_EXERCISE DESCRIPTION_
Look through the material below. Copy every line with the string "name" in it.

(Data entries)
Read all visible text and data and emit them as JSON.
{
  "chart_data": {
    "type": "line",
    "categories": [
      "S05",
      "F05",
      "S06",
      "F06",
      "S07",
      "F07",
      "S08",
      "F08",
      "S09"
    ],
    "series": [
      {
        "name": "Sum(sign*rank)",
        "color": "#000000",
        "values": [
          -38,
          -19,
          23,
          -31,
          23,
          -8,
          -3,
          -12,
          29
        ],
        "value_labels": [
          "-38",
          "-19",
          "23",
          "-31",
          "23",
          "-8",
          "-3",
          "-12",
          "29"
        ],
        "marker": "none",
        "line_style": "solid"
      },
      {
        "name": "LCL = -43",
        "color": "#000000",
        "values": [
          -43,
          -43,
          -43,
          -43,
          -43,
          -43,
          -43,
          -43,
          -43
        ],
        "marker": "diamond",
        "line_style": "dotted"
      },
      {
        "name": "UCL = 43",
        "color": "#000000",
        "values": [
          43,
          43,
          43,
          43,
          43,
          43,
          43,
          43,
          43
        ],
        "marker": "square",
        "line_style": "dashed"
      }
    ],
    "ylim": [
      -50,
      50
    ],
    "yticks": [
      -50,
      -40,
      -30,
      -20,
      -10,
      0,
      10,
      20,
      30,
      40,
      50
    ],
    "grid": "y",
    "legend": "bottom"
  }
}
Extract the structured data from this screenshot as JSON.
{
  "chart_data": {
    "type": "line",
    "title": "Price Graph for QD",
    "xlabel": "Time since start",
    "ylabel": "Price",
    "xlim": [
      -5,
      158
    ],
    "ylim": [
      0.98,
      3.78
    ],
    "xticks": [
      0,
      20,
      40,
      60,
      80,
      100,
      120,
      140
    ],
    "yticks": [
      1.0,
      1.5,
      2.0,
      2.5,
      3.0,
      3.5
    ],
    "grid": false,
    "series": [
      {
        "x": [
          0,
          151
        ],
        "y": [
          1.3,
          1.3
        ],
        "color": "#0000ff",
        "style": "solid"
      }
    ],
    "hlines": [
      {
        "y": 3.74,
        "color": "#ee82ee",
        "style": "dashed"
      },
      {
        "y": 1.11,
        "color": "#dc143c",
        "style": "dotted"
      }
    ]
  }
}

_FULL RESPONSE_
        "name": "Sum(sign*rank)",
        "name": "LCL = -43",
        "name": "UCL = 43",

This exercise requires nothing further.